Levando em consideração esses aspectos, quais são os dados mais relevantes que podemos olhar hoje em dia? Para Caroline, é importante nos atentarmos a dados de diferentes naturezas, tanto no campo profissional, no campo racial, político, social, étnico, entre outros. 

“É de extrema relevância conseguirmos notar os diversos campos em que estamos avançando, pois todos são frutos dessa emancipação feminina através do tempo. Todas são conquistas válidas, que contribuem para essa mudança de cultura com relação às mulheres”, destaca. 

Para finalizar, ela faz um alerta às mulheres no sentido de tomar à frente na condução da escrita de sua história. “É importante ressaltar, que se faz cada vez mais importante que sejam as próprias mulheres que proponham novas ações, pois a grande maioria das leis que nos favorecem foram redigidas por homens, simplesmente por eles terem a caneta na mão”, observa. 

Não queremos flores 

O Dia Internacional das Mulheres é uma data que, embora celebrada há décadas, ainda encontra desafios em sua abordagem nas empresas. 

Enquanto algumas organizações estão avançando para iniciativas mais substanciais que promovem a equidade de gênero, outras ainda estão presas a gestos simbólicos, que pouco contribuem para a mudança real.

▸ **Enunciado da tarefa**: No texto sobre o Dia Internacional das Mulheres, reproduza o trecho entre "Para finalizar, ela" e "abordagem nas empresas.", inclusive, trocando "caneta" por "pena". Não é preciso consultar os registros.

▸ **Material de estudo**:

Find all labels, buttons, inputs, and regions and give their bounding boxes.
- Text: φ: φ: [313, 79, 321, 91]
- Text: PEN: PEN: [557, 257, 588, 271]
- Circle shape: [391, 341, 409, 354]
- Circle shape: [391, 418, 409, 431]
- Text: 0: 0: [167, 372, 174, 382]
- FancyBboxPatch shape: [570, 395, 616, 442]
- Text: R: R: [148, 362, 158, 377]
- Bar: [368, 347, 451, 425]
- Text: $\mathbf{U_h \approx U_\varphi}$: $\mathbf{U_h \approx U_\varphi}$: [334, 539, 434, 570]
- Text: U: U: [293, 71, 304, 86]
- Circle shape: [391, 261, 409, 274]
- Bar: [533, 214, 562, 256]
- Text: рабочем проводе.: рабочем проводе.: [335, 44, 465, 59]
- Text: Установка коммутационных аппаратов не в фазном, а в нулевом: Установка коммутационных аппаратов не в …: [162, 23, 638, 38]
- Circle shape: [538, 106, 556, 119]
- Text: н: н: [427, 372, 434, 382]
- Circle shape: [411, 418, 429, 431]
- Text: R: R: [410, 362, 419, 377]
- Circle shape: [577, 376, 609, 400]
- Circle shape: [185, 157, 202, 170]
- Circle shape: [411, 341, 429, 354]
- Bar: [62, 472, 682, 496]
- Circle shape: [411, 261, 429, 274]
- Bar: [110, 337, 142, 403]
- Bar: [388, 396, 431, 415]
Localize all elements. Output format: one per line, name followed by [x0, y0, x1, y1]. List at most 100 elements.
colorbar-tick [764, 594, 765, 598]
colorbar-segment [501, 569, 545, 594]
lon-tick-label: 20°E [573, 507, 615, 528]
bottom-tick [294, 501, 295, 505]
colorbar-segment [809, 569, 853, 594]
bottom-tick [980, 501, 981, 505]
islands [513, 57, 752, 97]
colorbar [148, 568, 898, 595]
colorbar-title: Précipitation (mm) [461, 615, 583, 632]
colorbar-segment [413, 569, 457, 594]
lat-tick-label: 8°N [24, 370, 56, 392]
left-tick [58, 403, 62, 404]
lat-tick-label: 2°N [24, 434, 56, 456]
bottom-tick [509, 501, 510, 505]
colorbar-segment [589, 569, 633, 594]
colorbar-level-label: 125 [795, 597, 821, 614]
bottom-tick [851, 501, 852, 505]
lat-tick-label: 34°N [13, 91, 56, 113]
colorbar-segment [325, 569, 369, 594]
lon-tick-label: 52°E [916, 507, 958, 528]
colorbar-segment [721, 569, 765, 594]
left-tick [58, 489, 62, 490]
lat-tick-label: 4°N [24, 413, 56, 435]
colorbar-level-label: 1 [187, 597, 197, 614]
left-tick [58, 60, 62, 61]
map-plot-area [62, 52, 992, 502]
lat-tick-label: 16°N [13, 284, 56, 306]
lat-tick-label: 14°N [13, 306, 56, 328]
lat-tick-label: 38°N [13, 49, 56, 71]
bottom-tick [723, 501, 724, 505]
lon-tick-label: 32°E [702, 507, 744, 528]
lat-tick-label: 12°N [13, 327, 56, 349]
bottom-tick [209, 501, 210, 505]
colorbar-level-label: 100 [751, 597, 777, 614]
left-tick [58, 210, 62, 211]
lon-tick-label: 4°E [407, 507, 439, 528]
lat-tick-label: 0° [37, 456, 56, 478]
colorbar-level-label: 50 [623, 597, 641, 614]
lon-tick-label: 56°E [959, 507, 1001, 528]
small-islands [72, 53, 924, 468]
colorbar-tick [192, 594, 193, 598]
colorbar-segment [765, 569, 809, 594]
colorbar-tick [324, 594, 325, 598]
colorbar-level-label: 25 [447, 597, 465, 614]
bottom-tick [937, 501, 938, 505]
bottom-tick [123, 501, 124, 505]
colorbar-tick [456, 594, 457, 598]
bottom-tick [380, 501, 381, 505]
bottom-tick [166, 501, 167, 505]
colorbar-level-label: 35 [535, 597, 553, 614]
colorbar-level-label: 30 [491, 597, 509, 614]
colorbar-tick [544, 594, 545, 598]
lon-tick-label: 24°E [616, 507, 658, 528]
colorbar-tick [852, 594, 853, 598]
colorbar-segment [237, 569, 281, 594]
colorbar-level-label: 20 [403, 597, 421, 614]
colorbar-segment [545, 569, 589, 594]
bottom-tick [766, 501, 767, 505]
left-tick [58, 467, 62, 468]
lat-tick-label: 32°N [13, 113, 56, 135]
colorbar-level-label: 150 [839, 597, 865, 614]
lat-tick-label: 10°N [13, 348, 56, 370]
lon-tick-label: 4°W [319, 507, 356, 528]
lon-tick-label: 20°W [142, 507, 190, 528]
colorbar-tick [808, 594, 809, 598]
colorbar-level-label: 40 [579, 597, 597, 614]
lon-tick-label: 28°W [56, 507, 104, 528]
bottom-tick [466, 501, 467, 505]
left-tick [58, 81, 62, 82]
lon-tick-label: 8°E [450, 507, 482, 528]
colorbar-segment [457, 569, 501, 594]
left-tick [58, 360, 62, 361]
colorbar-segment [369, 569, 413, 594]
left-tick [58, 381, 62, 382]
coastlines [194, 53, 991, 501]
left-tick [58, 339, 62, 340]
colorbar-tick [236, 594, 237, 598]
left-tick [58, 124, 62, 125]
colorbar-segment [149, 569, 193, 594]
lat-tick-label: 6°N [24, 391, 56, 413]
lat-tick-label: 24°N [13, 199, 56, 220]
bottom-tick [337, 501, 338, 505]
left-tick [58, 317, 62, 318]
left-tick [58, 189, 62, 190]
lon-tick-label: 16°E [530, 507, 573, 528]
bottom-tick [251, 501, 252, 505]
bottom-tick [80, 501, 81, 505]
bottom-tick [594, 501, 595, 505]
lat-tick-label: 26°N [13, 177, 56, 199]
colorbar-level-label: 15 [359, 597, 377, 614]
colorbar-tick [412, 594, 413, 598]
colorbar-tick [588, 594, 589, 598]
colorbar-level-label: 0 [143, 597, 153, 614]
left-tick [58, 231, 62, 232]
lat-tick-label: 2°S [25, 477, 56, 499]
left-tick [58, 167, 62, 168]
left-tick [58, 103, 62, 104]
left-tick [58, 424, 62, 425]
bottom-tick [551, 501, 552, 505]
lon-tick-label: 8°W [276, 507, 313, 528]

▸ **Resposta do exercício**:
Para finalizar, ela faz um alerta às mulheres no sentido de tomar à frente na condução da escrita de sua história. “É importante ressaltar, que se faz cada vez mais importante que sejam as próprias mulheres que proponham novas ações, pois a grande maioria das leis que nos favorecem foram redigidas por homens, simplesmente por eles terem a pena na mão”, observa. 

Não queremos flores 

O Dia Internacional das Mulheres é uma data que, embora celebrada há décadas, ainda encontra desafios em sua abordagem nas empresas.